Recorded data
= = =

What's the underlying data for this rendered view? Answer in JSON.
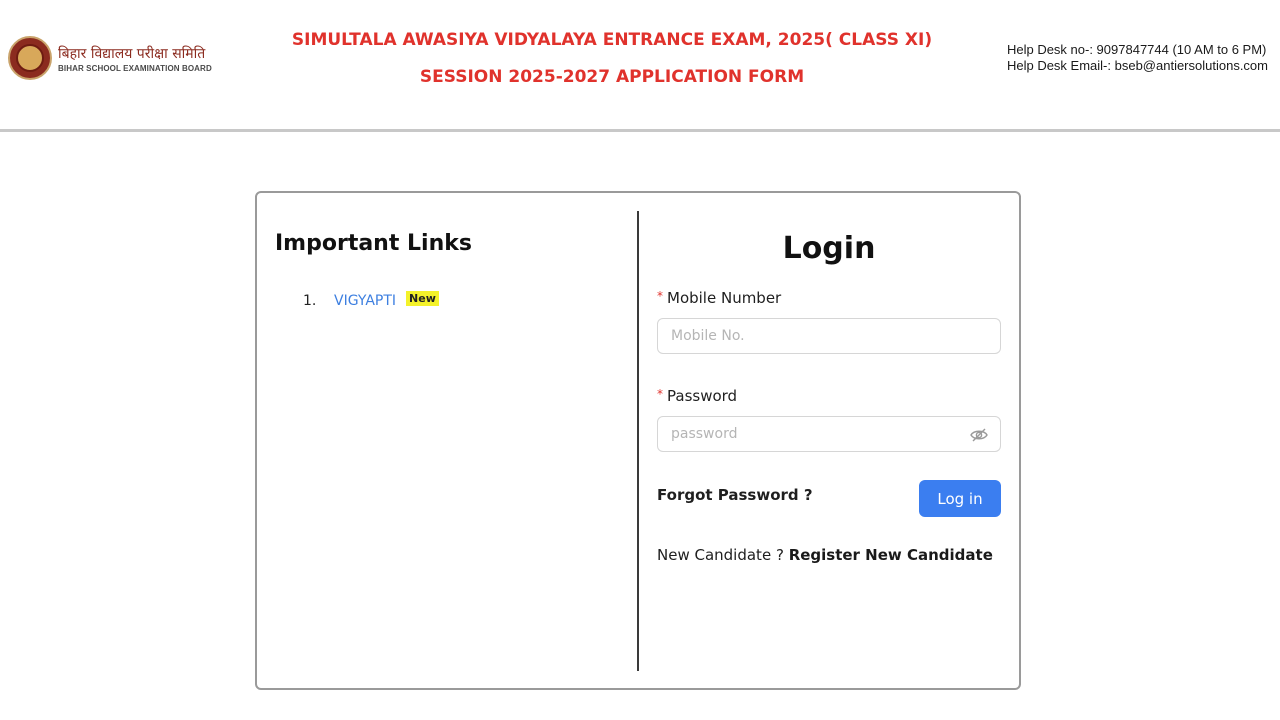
{
  "header": {
    "org_name_hindi": "बिहार विद्यालय परीक्षा समिति",
    "org_name_english": "BIHAR SCHOOL EXAMINATION BOARD",
    "title_line1": "SIMULTALA AWASIYA VIDYALAYA ENTRANCE EXAM, 2025( CLASS XI)",
    "title_line2": "SESSION 2025-2027 APPLICATION FORM",
    "helpdesk_phone": "Help Desk no-: 9097847744 (10 AM to 6 PM)",
    "helpdesk_email": "Help Desk Email-: bseb@antiersolutions.com",
    "title_color": "#e0322c"
  },
  "important_links": {
    "title": "Important Links",
    "items": [
      {
        "number": "1.",
        "label": "VIGYAPTI",
        "badge": "New"
      }
    ]
  },
  "login": {
    "title": "Login",
    "mobile_label": "Mobile Number",
    "mobile_placeholder": "Mobile No.",
    "mobile_value": "",
    "password_label": "Password",
    "password_placeholder": "password",
    "password_value": "",
    "required_marker": "*",
    "forgot_label": "Forgot Password ?",
    "submit_label": "Log in",
    "new_candidate_text": "New Candidate ?",
    "register_label": "Register New Candidate",
    "password_toggle_icon": "eye-invisible-icon",
    "button_color": "#3b7ef0"
  }
}
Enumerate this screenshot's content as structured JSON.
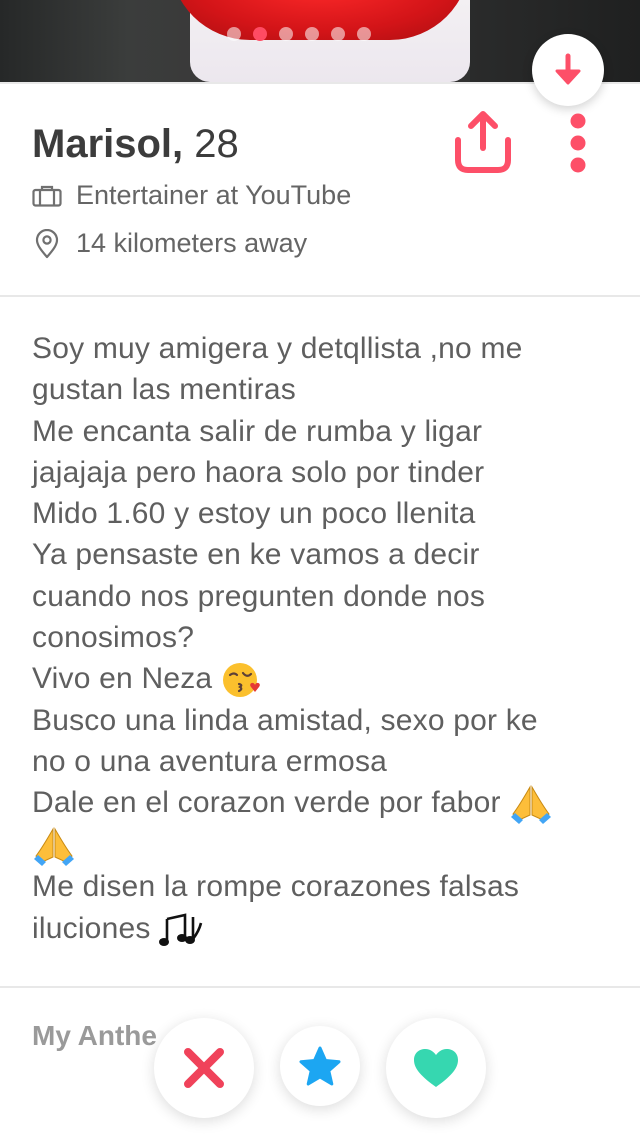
{
  "photo": {
    "dot_count": 6,
    "active_index": 1
  },
  "profile": {
    "name": "Marisol,",
    "age": "28",
    "job": "Entertainer at YouTube",
    "distance": "14 kilometers away"
  },
  "bio": {
    "lines": [
      "Soy muy amigera y detqllista ,no me",
      "gustan las mentiras",
      "Me encanta salir de rumba y ligar",
      "jajajaja pero haora solo por tinder",
      "Mido 1.60 y estoy un poco llenita",
      "Ya pensaste en ke vamos a decir",
      "cuando nos pregunten donde nos",
      "conosimos?",
      "Vivo en Neza",
      "Busco una linda amistad, sexo por ke",
      "no o una aventura ermosa",
      "Dale en el corazon verde por fabor",
      "",
      "Me disen la rompe corazones falsas",
      "iluciones"
    ]
  },
  "anthem": {
    "label": "My Anthe"
  },
  "icons": {
    "collapse": "arrow-down-icon",
    "share": "share-icon",
    "more": "more-vertical-icon",
    "job": "briefcase-icon",
    "location": "location-pin-icon",
    "nope": "close-icon",
    "superlike": "star-icon",
    "like": "heart-icon"
  },
  "colors": {
    "brand": "#fd4f68",
    "nope": "#f0425a",
    "superlike": "#1ca6f2",
    "like": "#36d7b0",
    "text": "#5f5f5f"
  }
}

= = =

■ **TASK BRIEF**:
Which lines in the data above contain "this"? Show each one.

■ **THE COMPLETED TASK**:
What's the underlying data for this rendered view? Answer in JSON.
Enumerate this screenshot's content as structured JSON.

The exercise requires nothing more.